**YOUR TASK**: Locate all lines with the word "выполненных" and copy them out.

**RECORDS FOR THIS TASK**:
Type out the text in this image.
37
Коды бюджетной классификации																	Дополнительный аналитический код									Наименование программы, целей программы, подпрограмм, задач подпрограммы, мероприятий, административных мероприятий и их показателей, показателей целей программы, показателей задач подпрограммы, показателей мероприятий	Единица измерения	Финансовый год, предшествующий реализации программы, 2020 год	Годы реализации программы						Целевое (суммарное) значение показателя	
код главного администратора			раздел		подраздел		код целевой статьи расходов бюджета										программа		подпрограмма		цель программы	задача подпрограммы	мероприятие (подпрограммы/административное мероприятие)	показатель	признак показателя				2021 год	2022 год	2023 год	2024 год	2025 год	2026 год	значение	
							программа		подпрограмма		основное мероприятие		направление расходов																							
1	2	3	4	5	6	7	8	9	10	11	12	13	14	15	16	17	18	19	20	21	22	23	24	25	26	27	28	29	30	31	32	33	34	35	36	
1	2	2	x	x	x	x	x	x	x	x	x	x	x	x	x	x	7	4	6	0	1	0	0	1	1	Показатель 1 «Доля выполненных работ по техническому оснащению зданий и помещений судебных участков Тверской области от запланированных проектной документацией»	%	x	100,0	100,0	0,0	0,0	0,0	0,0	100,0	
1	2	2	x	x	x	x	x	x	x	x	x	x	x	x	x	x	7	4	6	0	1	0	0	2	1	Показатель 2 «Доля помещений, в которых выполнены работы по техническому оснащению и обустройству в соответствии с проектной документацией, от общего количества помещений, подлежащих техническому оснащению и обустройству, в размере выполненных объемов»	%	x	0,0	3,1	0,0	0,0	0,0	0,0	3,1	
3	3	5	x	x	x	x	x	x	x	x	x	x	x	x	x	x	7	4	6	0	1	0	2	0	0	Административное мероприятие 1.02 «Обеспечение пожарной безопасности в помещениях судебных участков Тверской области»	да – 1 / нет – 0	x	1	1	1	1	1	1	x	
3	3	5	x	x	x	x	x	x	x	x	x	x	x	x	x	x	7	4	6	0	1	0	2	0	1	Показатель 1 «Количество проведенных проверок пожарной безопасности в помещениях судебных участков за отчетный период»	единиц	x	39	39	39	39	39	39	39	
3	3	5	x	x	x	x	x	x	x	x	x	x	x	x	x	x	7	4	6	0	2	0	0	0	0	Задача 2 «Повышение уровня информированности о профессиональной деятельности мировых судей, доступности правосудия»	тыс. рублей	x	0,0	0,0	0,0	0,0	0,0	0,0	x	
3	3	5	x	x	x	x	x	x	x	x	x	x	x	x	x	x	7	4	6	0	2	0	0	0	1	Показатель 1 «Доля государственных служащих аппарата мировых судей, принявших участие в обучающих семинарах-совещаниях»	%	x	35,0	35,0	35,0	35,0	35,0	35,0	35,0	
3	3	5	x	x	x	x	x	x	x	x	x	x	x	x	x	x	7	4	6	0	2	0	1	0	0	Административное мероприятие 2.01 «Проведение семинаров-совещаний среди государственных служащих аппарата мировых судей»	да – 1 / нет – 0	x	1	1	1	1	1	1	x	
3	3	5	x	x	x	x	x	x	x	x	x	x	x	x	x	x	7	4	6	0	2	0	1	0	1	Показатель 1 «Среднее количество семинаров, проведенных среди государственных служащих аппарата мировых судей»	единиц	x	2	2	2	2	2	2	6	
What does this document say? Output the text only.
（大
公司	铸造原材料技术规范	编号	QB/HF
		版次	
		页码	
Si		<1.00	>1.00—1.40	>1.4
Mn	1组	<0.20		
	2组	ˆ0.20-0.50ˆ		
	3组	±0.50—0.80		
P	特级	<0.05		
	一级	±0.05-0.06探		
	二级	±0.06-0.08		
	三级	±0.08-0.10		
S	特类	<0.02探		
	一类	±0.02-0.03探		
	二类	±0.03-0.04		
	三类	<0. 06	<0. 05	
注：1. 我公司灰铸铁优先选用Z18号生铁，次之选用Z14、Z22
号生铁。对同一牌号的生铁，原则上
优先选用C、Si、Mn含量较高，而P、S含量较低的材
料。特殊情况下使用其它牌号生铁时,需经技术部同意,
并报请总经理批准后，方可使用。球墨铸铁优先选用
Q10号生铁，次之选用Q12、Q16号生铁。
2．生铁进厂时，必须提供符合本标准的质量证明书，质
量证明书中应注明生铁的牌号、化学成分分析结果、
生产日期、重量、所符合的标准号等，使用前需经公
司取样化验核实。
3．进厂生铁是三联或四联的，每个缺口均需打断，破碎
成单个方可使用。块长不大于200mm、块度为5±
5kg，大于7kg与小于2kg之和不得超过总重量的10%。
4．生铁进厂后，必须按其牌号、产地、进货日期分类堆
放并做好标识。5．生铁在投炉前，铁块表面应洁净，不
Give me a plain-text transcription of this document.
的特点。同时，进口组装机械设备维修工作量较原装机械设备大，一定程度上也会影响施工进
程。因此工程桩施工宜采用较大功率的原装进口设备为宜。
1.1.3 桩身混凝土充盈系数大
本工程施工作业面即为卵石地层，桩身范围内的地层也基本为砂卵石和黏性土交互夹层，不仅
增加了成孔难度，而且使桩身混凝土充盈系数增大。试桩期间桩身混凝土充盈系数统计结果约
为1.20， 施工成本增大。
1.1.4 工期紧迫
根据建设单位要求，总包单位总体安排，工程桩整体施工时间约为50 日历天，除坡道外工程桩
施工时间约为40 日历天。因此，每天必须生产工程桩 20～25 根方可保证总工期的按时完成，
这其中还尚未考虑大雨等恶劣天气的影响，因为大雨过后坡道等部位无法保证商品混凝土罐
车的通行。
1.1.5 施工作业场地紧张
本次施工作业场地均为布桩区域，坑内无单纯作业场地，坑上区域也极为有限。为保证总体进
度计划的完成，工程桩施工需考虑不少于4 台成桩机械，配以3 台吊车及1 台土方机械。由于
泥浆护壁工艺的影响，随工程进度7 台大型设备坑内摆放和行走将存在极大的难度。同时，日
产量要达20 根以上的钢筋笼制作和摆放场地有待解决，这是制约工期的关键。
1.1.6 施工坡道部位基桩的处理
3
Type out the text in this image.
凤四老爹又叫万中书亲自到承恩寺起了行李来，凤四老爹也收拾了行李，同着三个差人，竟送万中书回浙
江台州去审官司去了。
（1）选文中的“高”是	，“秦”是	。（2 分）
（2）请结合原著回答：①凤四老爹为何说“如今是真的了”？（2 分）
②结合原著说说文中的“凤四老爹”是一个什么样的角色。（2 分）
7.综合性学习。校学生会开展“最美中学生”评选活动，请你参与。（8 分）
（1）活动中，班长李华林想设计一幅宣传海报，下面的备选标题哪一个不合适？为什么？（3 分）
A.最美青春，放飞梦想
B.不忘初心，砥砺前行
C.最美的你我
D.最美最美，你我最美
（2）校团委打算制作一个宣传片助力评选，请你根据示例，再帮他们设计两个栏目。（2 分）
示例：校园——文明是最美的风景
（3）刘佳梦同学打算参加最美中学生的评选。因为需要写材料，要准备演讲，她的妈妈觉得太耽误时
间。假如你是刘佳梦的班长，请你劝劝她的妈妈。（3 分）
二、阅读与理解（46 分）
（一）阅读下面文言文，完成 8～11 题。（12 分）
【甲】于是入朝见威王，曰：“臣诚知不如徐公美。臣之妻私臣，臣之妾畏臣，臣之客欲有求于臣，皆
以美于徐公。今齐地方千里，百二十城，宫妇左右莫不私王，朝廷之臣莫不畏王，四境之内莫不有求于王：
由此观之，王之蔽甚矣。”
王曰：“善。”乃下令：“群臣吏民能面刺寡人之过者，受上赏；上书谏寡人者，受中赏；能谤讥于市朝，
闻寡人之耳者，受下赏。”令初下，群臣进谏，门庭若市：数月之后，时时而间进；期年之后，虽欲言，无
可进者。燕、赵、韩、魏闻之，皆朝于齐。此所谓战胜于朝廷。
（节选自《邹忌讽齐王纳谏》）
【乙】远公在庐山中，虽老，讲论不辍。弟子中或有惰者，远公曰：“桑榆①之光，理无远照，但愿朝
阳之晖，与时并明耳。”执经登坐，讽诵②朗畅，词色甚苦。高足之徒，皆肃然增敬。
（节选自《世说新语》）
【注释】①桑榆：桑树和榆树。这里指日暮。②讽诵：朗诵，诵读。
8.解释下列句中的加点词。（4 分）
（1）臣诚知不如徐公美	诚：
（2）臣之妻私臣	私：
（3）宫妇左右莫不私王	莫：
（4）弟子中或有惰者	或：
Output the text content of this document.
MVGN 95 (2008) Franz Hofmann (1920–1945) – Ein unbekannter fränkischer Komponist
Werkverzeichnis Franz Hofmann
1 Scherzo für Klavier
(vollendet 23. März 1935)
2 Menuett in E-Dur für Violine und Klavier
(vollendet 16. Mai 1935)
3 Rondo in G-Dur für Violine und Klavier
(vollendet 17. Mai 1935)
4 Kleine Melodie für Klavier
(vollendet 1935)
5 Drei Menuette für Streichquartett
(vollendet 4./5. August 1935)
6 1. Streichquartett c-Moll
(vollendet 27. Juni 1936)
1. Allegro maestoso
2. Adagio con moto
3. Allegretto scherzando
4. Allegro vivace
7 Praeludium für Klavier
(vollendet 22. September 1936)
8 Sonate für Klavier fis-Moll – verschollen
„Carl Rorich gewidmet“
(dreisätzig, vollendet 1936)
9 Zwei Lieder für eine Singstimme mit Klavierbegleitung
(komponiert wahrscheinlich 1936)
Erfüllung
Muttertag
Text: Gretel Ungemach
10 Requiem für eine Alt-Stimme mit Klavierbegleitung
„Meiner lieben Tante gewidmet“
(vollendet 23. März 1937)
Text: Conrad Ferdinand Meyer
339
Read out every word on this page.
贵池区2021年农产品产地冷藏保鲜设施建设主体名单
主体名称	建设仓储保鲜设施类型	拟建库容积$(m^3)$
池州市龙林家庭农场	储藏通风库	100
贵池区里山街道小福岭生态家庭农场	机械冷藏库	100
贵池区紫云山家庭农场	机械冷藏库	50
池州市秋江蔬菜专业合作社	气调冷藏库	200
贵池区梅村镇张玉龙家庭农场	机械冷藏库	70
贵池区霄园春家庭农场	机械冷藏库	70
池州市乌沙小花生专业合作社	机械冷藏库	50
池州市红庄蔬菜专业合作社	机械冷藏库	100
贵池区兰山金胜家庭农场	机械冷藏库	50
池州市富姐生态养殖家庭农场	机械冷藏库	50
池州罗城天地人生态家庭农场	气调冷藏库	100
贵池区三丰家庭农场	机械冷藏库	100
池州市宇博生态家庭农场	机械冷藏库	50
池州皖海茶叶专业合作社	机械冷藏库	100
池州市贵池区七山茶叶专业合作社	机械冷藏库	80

**TASK ANSWER**:
1	2	2	x	x	x	x	x	x	x	x	x	x	x	x	x	x	7	4	6	0	1	0	0	1	1	Показатель 1 «Доля выполненных работ по техническому оснащению зданий и помещений судебных участков Тверской области от запланированных проектной документацией»	%	x	100,0	100,0	0,0	0,0	0,0	0,0	100,0	
1	2	2	x	x	x	x	x	x	x	x	x	x	x	x	x	x	7	4	6	0	1	0	0	2	1	Показатель 2 «Доля помещений, в которых выполнены работы по техническому оснащению и обустройству в соответствии с проектной документацией, от общего количества помещений, подлежащих техническому оснащению и обустройству, в размере выполненных объемов»	%	x	0,0	3,1	0,0	0,0	0,0	0,0	3,1	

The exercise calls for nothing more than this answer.